*Consignes de l’exercice*
- a) Indiquez si chacune des affirmations suivantes concorde avec le passage sur le ferroutage, en répondant par oui ou non et en citant les mots décisifs du passage. (i) Le ferroutage constitue un axe prioritaire de la politique française des transports. (ii) Le ferroutage détient aujourd’hui une part plus importante que la route. (iii) Les tarifs pratiqués pour le ferroutage sont inférieurs à ceux de la route.
- b) D’après le passage sur le ferroutage, pour quelle entreprise le ferroutage présente-t-il une faible rentabilité ?
- c) Recopiez à l’identique le passage sur le ferroutage depuis « Ainsi, indépendamment de » jusqu’à « avenir plus serein. » inclus.

Ainsi, indépendamment de ses atouts propres, le recours au ferroutage est surtout présenté comme une solution à des problèmes qui lui sont extérieurs. Il apparaît clairement qu’une utilisation plus intensive de ce mode de transport permettrait une réduction substantielle de certains déséquilibres et dysfonctionnements du système de transport national.
Toutefois, nous allons le voir, les obstacles qu’il doit encore surmonter sont importants, même si la progression en volumes traités et les gains progressifs en rentabilité laissent présager d’un avenir plus serein.
II) Contraintes
Le ferroutage permet de lutter contre les
excès de la route. C’est pourquoi
il constitue un axe prioritaire dans la
politique française des transports.
Cependant, les contraintes qu’il impose
sont nombreuses et risquent de limiter son
développement. Il ne dispose d’ailleurs
aujourd’hui que d’une faible
part par rapport à la route.
Ces contraintes sont notamment d’ordre
économique. Elles tiennent en particulier
à la faible rentabilité que
revêt le ferroutage pour la SNCF,
à l’écart entre la qualité
de service offerte et les exigences de la
demande, à des tarifs pratiqués
supérieurs à ceux de la route
et aux impacts organisationnels que provoque
le changement de mode de transport.

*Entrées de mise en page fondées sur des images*
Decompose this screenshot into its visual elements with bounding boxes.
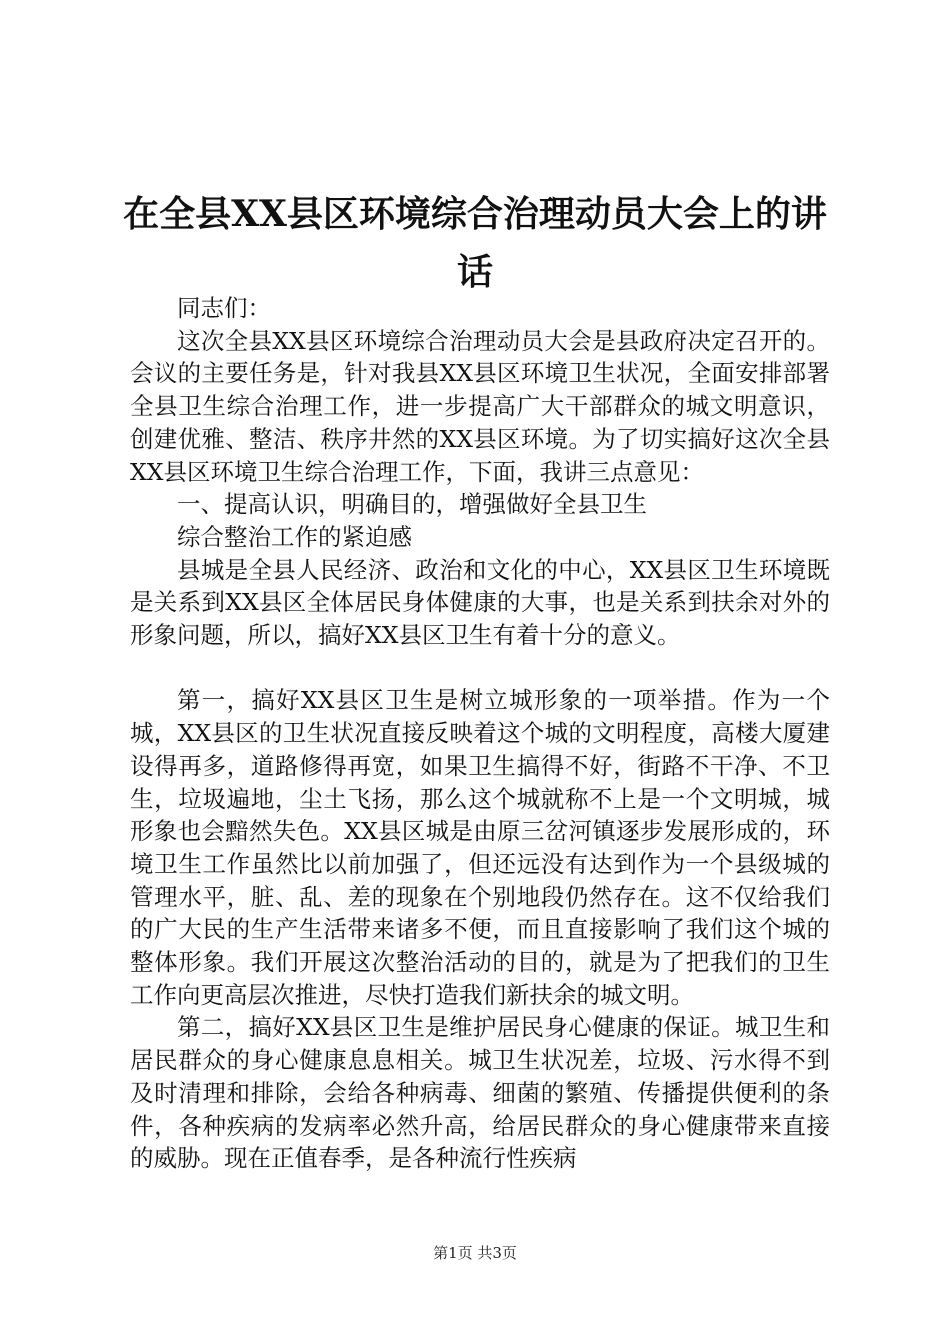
salutation: 同志们： [177, 294, 271, 322]
title-line-1: 在全县XX县区环境综合治理动员大会上的讲 [123, 193, 827, 235]
section-heading-line-1: 一、提高认识，明确目的，增强做好全县卫生 [177, 490, 647, 519]
section-heading-line-2: 综合整治工作的紧迫感 [177, 522, 412, 551]
title-line-2: 话 [456, 251, 493, 293]
paragraph-first-point: 第一，搞好XX县区卫生是树立城形象的一项举措。作为一个城，XX县区的卫生状况直接反映着这个城的文明程度，高楼大厦建设得再多，道路修得再宽，如果卫生搞得不好，街路不干净、不卫生，垃圾遍地，尘土飞扬，那么这个城就称不上是一个文明城，城形象也会黯然失色。XX县区城是由原三岔河镇逐步发展形成的，环境卫生工作虽然比以前加强了，但还远没有达到作为一个县级城的管理水平，脏、乱、差的现象在个别地段仍然存在。这不仅给我们的广大民的生产生活带来诸多不便，而且直接影响了我们这个城的整体形象。我们开展这次整治活动的目的，就是为了把我们的卫生工作向更高层次推进，尽快打造我们新扶余的城文明。 [130, 686, 830, 1009]
page-number-footer: 第1页 共3页 [433, 1244, 517, 1262]
paragraph-county-town: 县城是全县人民经济、政治和文化的中心，XX县区卫生环境既是关系到XX县区全体居民身体健康的大事，也是关系到扶余对外的形象问题，所以，搞好XX县区卫生有着十分的意义。 [130, 555, 830, 650]
document-body [130, 292, 830, 1175]
paragraph-second-point: 第二，搞好XX县区卫生是维护居民身心健康的保证。城卫生和居民群众的身心健康息息相关。城卫生状况差，垃圾、污水得不到及时清理和排除，会给各种病毒、细菌的繁殖、传播提供便利的条件，各种疾病的发病率必然升高，给居民群众的身心健康带来直接的威胁。现在正值春季，是各种流行性疾病 [130, 1013, 830, 1173]
intro-paragraph: 这次全县XX县区环境综合治理动员大会是县政府决定召开的。会议的主要任务是，针对我县XX县区环境卫生状况，全面安排部署全县卫生综合治理工作，进一步提高广大干部群众的城文明意识，创建优雅、整洁、秩序井然的XX县区环境。为了切实搞好这次全县XX县区环境卫生综合治理工作，下面，我讲三点意见： [130, 326, 830, 486]
document-title [120, 185, 830, 301]
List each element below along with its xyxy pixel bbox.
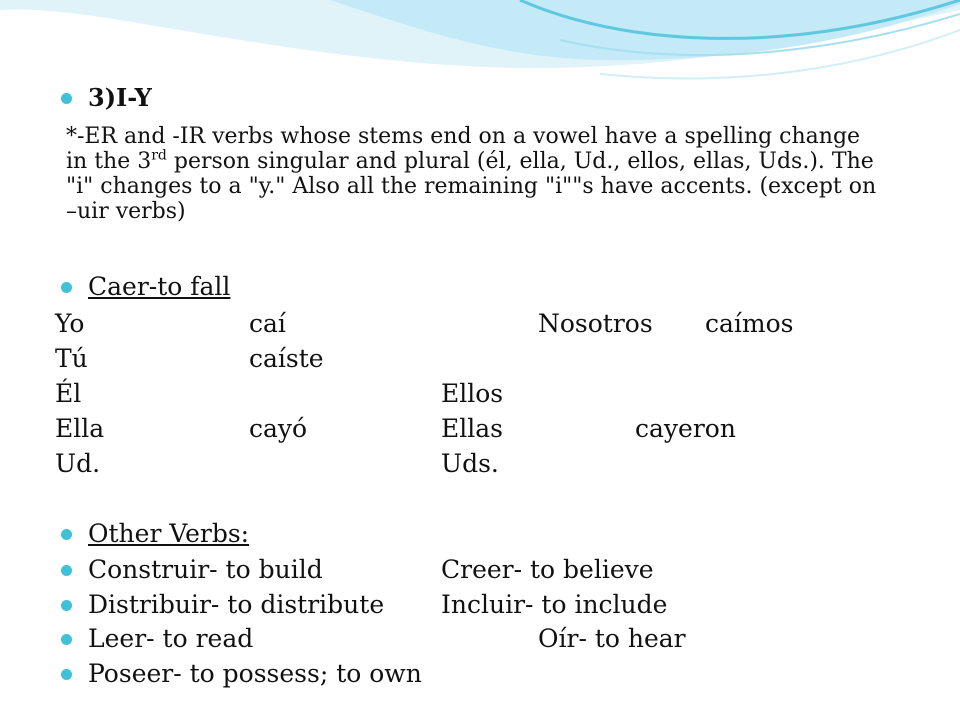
list-item — [88, 624, 686, 653]
list-item — [88, 660, 422, 688]
form-plural: cayeron — [635, 414, 736, 443]
pronoun-singular: Ud. — [55, 449, 101, 478]
pronoun-plural: Ellas — [441, 414, 503, 443]
form-singular: caíste — [249, 344, 324, 373]
intro-superscript: rd — [151, 147, 167, 164]
pronoun-plural: Uds. — [441, 449, 499, 478]
pronoun-singular: Él — [55, 379, 82, 408]
pronoun-plural: Ellos — [441, 379, 504, 408]
pronoun-singular: Yo — [55, 309, 85, 338]
list-item — [88, 590, 668, 619]
section-heading: 3)I-Y — [88, 83, 152, 112]
verb-left: Poseer- to possess; to own — [88, 659, 422, 688]
verb-right: Creer- to believe — [441, 555, 654, 584]
verb-left: Distribuir- to distribute — [88, 590, 385, 619]
verb-title: Caer-to fall — [88, 272, 231, 301]
form-plural: caímos — [705, 309, 794, 338]
intro-text-start: *-ER and -IR verbs whose stems end on a vowel have a spelling change in the 3 — [66, 124, 861, 174]
pronoun-plural: Nosotros — [538, 309, 653, 338]
pronoun-singular: Tú — [55, 344, 88, 373]
intro-text-end: person singular and plural (él, ella, Ud., ellos, ellas, Uds.). The "i" changes to a "y." Also all the remaining "i""s have accents. (except on –uir verbs) — [66, 149, 877, 224]
form-singular: caí — [249, 309, 286, 338]
verb-right: Oír- to hear — [538, 624, 686, 653]
intro-paragraph — [66, 124, 886, 224]
verb-left: Leer- to read — [88, 624, 254, 653]
pronoun-singular: Ella — [55, 414, 105, 443]
list-item — [88, 555, 654, 584]
other-verbs-title: Other Verbs: — [88, 519, 250, 548]
form-singular: cayó — [249, 414, 308, 443]
verb-left: Construir- to build — [88, 555, 323, 584]
verb-right: Incluir- to include — [441, 590, 668, 619]
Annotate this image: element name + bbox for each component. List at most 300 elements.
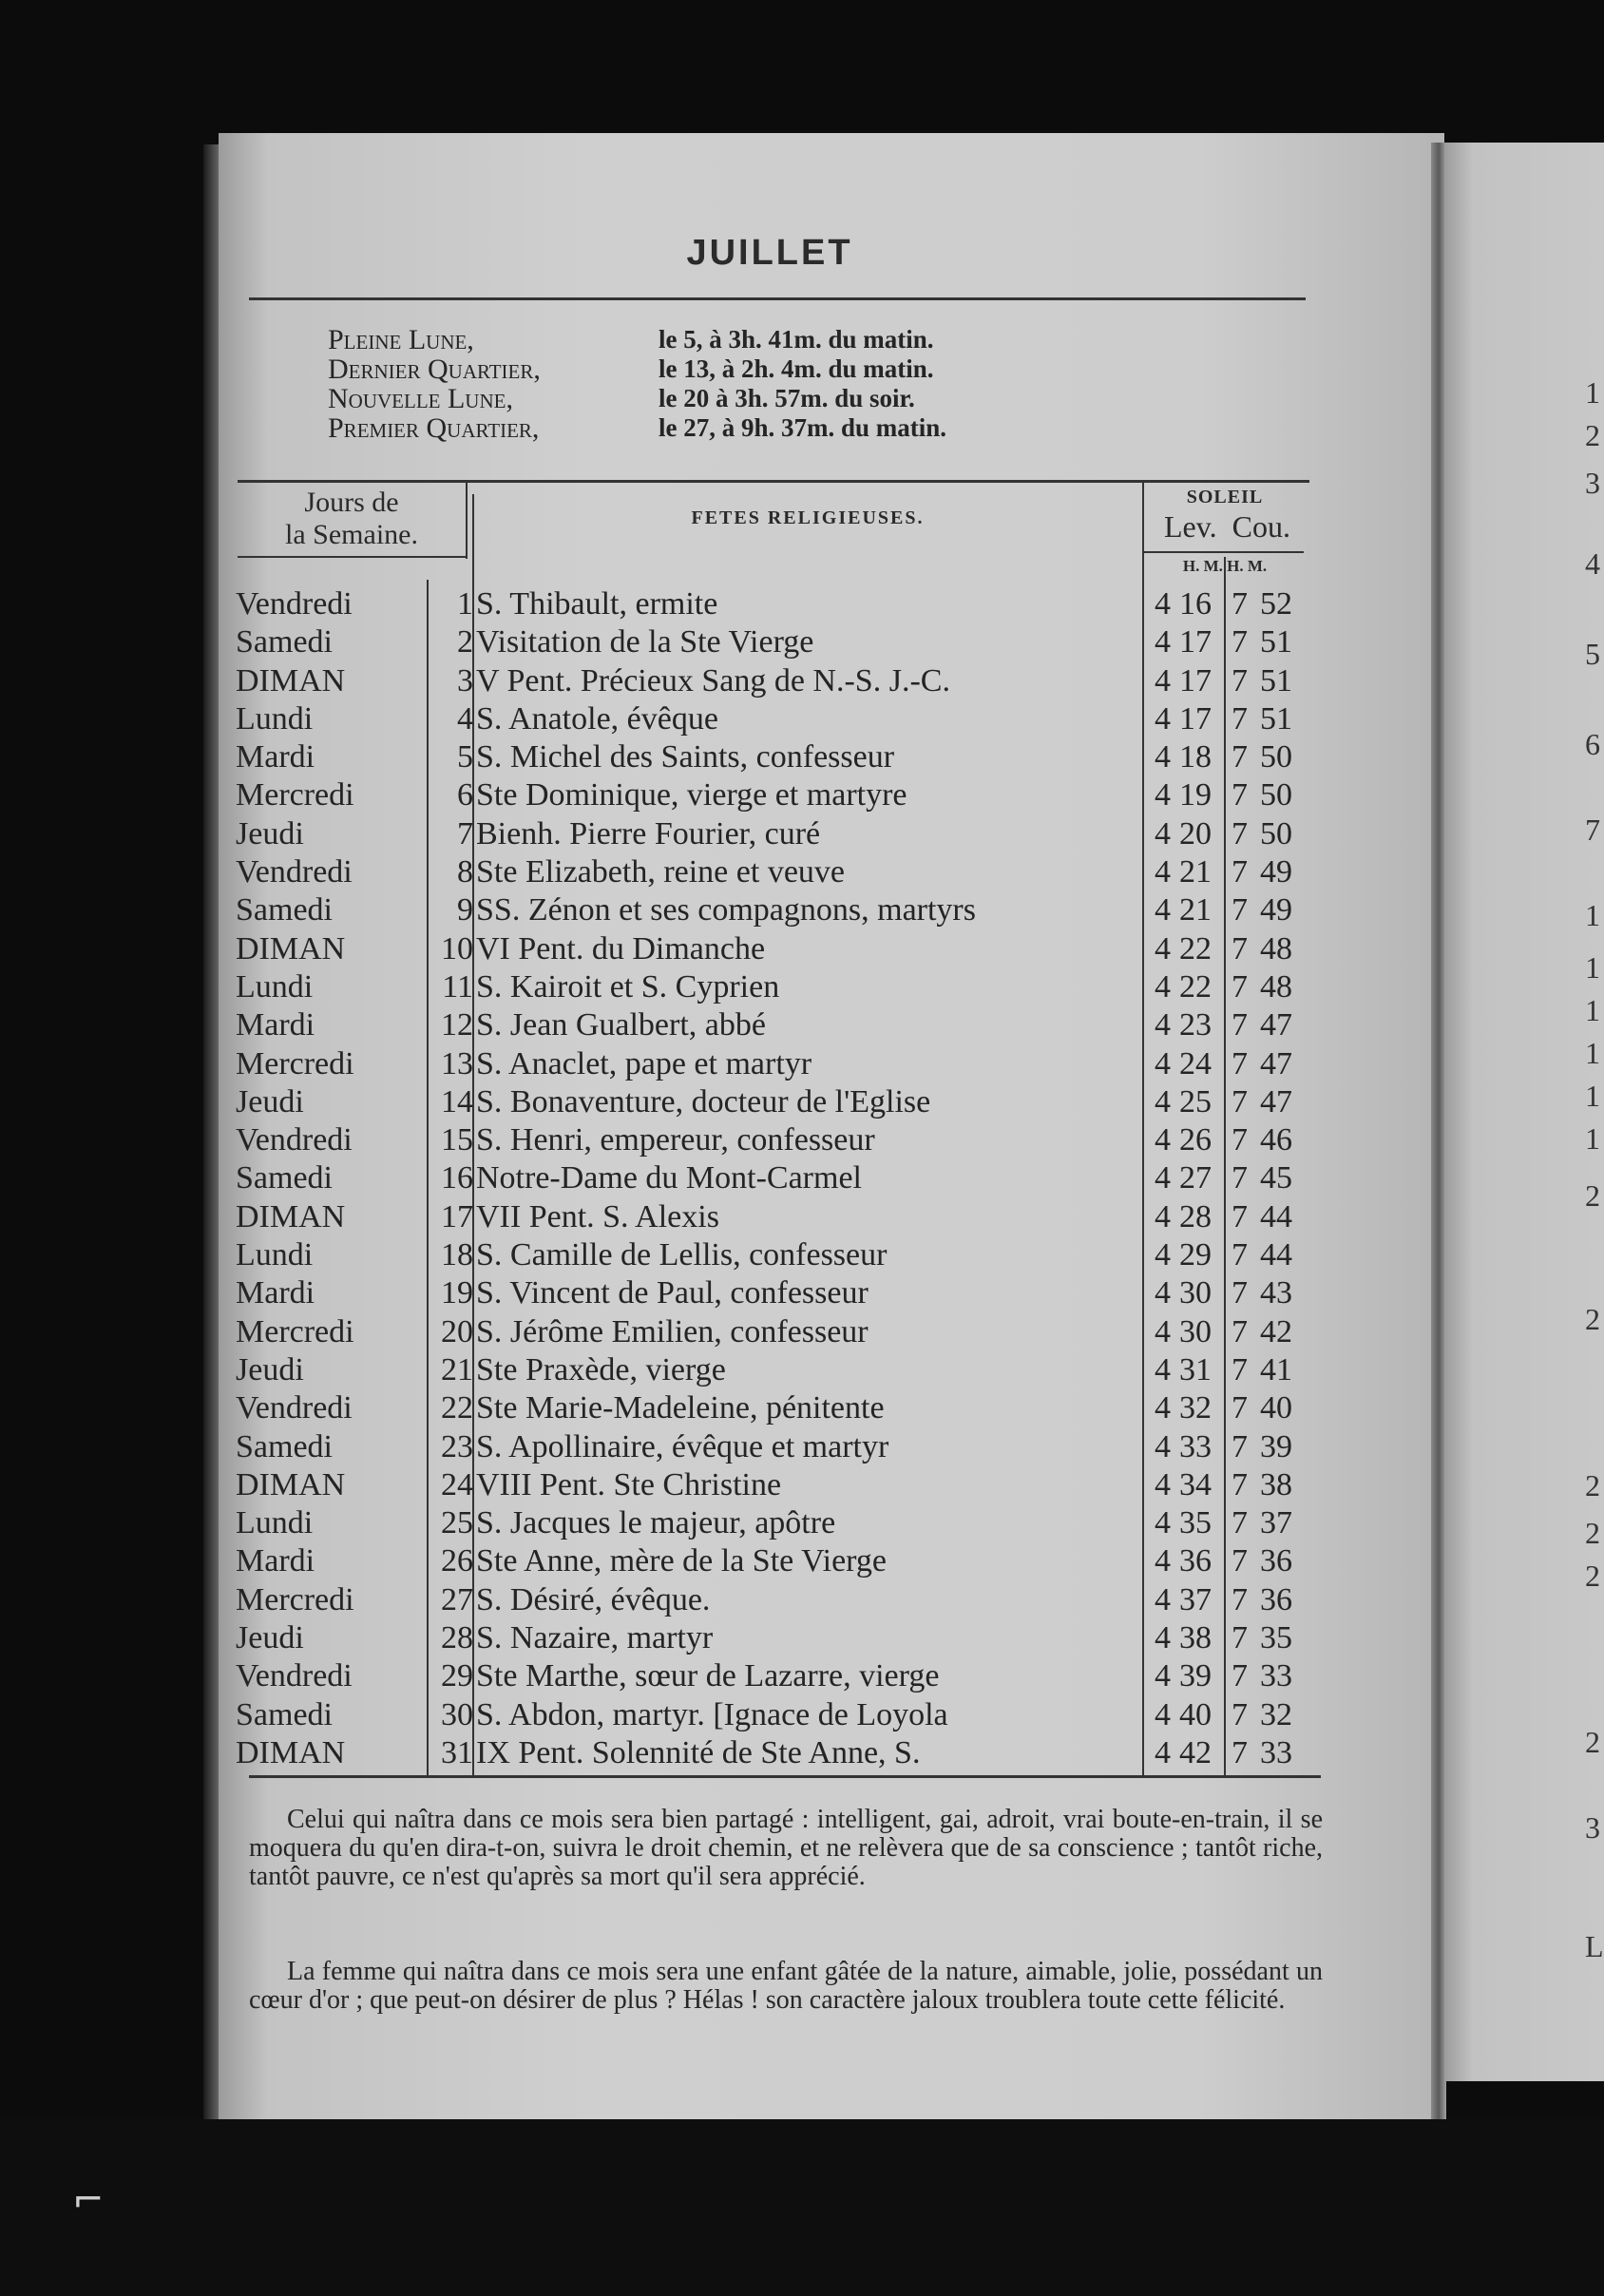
sunset-hour: 7 — [1232, 892, 1248, 928]
sunset-hour: 7 — [1232, 1505, 1248, 1541]
sunrise-minute: 24 — [1179, 1045, 1212, 1081]
feast-name: S. Vincent de Paul, confesseur — [476, 1275, 869, 1311]
sunset-minute: 40 — [1260, 1390, 1292, 1426]
facing-page-number: 4 — [1585, 546, 1600, 581]
calendar-row — [236, 1236, 1319, 1274]
calendar-row — [236, 891, 1319, 929]
feasts-header: FETES RELIGIEUSES. — [691, 507, 925, 528]
sunset-minute: 37 — [1260, 1505, 1292, 1541]
calendar-row — [236, 1198, 1319, 1236]
sunrise-minute: 17 — [1179, 662, 1212, 698]
calendar-row — [236, 1466, 1319, 1504]
day-name: Jeudi — [236, 1620, 304, 1656]
sunset-minute: 50 — [1260, 739, 1292, 775]
day-number: 15 — [441, 1122, 473, 1158]
day-number: 12 — [441, 1007, 473, 1043]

*Corrigé de l’exercice*
- a)
(i) Oui : « il constitue un axe prioritaire dans la politique française des transports ».
(ii) Non : « Il ne dispose d’ailleurs aujourd’hui que d’une faible part par rapport à la route. »
(iii) Non : « des tarifs pratiqués supérieurs à ceux de la route ».

- b) Pour la SNCF.

- c)
Ainsi, indépendamment de ses atouts propres, le recours au ferroutage est surtout présenté comme une solution à des problèmes qui lui sont extérieurs. Il apparaît clairement qu’une utilisation plus intensive de ce mode de transport permettrait une réduction substantielle de certains déséquilibres et dysfonctionnements du système de transport national.
Toutefois, nous allons le voir, les obstacles qu’il doit encore surmonter sont importants, même si la progression en volumes traités et les gains progressifs en rentabilité laissent présager d’un avenir plus serein.